### Saved entries
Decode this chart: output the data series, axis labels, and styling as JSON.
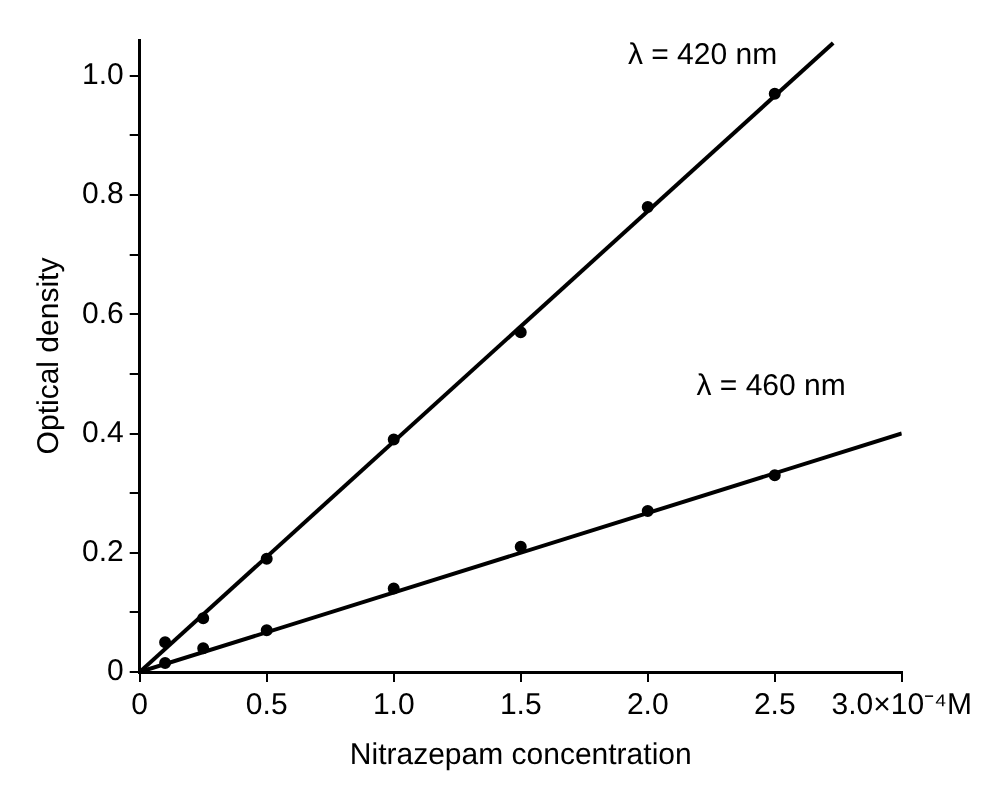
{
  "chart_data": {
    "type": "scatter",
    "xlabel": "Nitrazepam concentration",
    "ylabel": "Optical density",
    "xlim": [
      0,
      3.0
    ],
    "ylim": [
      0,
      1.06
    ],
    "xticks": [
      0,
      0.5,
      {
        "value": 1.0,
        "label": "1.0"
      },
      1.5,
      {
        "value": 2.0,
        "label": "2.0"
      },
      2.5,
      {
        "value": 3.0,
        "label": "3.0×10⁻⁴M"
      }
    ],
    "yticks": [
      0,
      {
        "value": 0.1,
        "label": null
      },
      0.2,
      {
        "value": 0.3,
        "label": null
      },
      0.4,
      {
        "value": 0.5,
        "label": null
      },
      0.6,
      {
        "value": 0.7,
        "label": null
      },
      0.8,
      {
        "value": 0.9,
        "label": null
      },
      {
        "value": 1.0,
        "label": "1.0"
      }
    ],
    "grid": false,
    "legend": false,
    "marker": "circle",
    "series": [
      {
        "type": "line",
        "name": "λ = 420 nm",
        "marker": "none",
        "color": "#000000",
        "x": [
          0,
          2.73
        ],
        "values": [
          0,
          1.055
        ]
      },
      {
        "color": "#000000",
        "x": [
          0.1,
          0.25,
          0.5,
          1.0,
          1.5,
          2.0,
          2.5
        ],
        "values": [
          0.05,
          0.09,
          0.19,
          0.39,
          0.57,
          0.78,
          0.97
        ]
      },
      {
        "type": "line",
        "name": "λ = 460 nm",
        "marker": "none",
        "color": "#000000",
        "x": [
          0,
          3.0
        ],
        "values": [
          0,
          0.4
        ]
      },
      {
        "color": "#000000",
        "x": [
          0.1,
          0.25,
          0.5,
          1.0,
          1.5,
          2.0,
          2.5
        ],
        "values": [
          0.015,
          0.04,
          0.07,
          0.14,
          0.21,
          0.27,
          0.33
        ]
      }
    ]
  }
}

--

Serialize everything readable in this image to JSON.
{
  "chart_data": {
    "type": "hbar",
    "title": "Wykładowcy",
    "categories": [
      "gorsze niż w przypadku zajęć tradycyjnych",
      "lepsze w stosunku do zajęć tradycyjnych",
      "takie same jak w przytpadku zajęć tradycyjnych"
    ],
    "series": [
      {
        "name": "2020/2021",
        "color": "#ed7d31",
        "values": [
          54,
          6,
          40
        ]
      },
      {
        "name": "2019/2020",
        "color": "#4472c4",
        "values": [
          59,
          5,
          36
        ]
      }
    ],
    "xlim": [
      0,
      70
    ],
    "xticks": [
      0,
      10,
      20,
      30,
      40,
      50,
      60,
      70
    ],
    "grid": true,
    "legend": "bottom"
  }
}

### Task description
Scan the lines above for "tradycyjnych", then copy every one that has it.

### Response to the exercise
      "gorsze niż w przypadku zajęć tradycyjnych",
      "lepsze w stosunku do zajęć tradycyjnych",
      "takie same jak w przytpadku zajęć tradycyjnych"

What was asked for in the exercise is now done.